Below are some entries; can you quote all of them exactly?

════

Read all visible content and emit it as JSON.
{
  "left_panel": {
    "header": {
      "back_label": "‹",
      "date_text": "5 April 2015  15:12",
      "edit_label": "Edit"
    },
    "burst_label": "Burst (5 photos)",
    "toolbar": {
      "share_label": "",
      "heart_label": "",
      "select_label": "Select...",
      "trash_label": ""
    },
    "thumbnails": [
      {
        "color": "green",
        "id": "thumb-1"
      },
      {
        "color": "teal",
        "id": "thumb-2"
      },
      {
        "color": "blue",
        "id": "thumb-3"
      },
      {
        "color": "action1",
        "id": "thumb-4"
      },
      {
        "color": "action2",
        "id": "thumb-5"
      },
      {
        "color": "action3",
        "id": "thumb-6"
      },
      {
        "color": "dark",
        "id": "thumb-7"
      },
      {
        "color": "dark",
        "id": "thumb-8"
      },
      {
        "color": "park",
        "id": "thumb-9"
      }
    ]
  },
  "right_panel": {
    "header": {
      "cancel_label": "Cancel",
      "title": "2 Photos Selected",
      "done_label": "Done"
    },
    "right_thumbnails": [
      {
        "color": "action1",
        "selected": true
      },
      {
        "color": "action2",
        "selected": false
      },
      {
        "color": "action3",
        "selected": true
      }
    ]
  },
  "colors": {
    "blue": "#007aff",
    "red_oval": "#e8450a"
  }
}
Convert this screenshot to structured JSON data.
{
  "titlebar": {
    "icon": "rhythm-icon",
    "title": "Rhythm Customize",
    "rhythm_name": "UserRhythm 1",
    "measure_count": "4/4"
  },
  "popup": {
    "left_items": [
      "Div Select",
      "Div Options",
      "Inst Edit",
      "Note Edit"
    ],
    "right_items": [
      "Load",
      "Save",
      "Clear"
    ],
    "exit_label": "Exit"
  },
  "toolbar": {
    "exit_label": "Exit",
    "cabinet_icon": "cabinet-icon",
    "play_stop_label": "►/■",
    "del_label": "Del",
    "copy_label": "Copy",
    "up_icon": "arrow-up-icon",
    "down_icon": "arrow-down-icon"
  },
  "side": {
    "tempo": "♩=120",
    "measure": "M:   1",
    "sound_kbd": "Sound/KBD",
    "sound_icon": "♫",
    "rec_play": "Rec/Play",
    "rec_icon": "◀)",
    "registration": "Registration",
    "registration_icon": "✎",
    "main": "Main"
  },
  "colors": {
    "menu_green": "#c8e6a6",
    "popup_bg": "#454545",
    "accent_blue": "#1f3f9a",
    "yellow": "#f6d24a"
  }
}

════

- **Correct result**:
Read all visible content and emit it as JSON.
{
  "left_panel": {
    "header": {
      "back_label": "‹",
      "date_text": "5 April 2015  15:12",
      "edit_label": "Edit"
    },
    "burst_label": "Burst (5 photos)",
    "toolbar": {
      "share_label": "",
      "heart_label": "",
      "select_label": "Select...",
      "trash_label": ""
    },
    "thumbnails": [
      {
        "color": "green",
        "id": "thumb-1"
      },
      {
        "color": "teal",
        "id": "thumb-2"
      },
      {
        "color": "blue",
        "id": "thumb-3"
      },
      {
        "color": "action1",
        "id": "thumb-4"
      },
      {
        "color": "action2",
        "id": "thumb-5"
      },
      {
        "color": "action3",
        "id": "thumb-6"
      },
      {
        "color": "dark",
        "id": "thumb-7"
      },
      {
        "color": "dark",
        "id": "thumb-8"
      },
      {
        "color": "park",
        "id": "thumb-9"
      }
    ]
  },
  "right_panel": {
    "header": {
      "cancel_label": "Cancel",
      "title": "2 Photos Selected",
      "done_label": "Done"
    },
    "right_thumbnails": [
      {
        "color": "action1",
        "selected": true
      },
      {
        "color": "action2",
        "selected": false
      },
      {
        "color": "action3",
        "selected": true
      }
    ]
  },
  "colors": {
    "blue": "#007aff",
    "red_oval": "#e8450a"
  }
}
Convert this screenshot to structured JSON data.
{
  "titlebar": {
    "icon": "rhythm-icon",
    "title": "Rhythm Customize",
    "rhythm_name": "UserRhythm 1",
    "measure_count": "4/4"
  },
  "popup": {
    "left_items": [
      "Div Select",
      "Div Options",
      "Inst Edit",
      "Note Edit"
    ],
    "right_items": [
      "Load",
      "Save",
      "Clear"
    ],
    "exit_label": "Exit"
  },
  "toolbar": {
    "exit_label": "Exit",
    "cabinet_icon": "cabinet-icon",
    "play_stop_label": "►/■",
    "del_label": "Del",
    "copy_label": "Copy",
    "up_icon": "arrow-up-icon",
    "down_icon": "arrow-down-icon"
  },
  "side": {
    "tempo": "♩=120",
    "measure": "M:   1",
    "sound_kbd": "Sound/KBD",
    "sound_icon": "♫",
    "rec_play": "Rec/Play",
    "rec_icon": "◀)",
    "registration": "Registration",
    "registration_icon": "✎",
    "main": "Main"
  },
  "colors": {
    "menu_green": "#c8e6a6",
    "popup_bg": "#454545",
    "accent_blue": "#1f3f9a",
    "yellow": "#f6d24a"
  }
}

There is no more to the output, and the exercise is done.